Reproduce every record below exactly as written, but leave out any pictures.

◆ Records for this exercise ◆
──────
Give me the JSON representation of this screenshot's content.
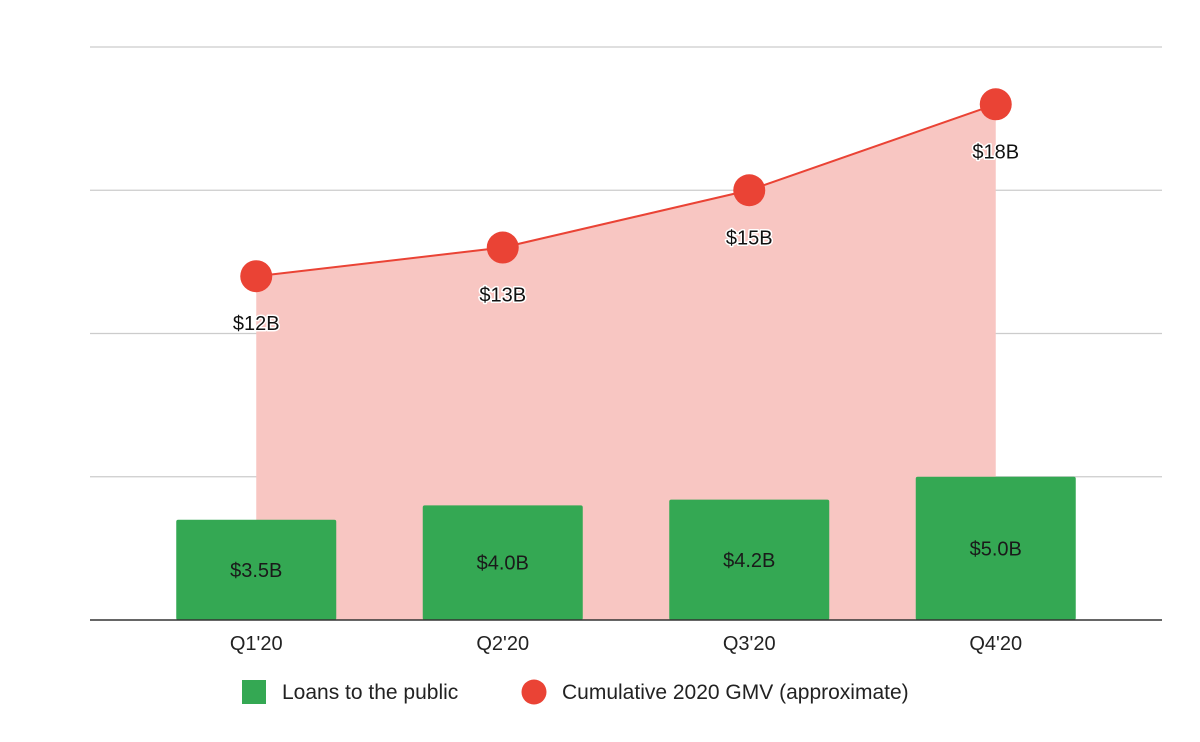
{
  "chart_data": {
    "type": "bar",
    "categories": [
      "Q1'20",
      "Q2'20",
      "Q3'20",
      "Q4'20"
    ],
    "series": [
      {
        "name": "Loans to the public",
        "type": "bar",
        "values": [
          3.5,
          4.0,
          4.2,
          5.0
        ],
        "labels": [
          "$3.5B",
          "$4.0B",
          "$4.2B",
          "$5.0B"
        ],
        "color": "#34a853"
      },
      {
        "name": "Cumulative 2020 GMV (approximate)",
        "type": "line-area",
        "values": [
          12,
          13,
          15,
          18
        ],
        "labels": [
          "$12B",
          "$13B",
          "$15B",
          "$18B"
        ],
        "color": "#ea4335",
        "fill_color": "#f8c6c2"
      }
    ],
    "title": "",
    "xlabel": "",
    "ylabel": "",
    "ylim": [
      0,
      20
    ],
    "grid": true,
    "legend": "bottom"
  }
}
──────
◆ Reply to the task ◆
Give me the JSON representation of this screenshot's content.
{
  "chart_data": {
    "type": "bar",
    "categories": [
      "Q1'20",
      "Q2'20",
      "Q3'20",
      "Q4'20"
    ],
    "series": [
      {
        "name": "Loans to the public",
        "type": "bar",
        "values": [
          3.5,
          4.0,
          4.2,
          5.0
        ],
        "labels": [
          "$3.5B",
          "$4.0B",
          "$4.2B",
          "$5.0B"
        ],
        "color": "#34a853"
      },
      {
        "name": "Cumulative 2020 GMV (approximate)",
        "type": "line-area",
        "values": [
          12,
          13,
          15,
          18
        ],
        "labels": [
          "$12B",
          "$13B",
          "$15B",
          "$18B"
        ],
        "color": "#ea4335",
        "fill_color": "#f8c6c2"
      }
    ],
    "title": "",
    "xlabel": "",
    "ylabel": "",
    "ylim": [
      0,
      20
    ],
    "grid": true,
    "legend": "bottom"
  }
}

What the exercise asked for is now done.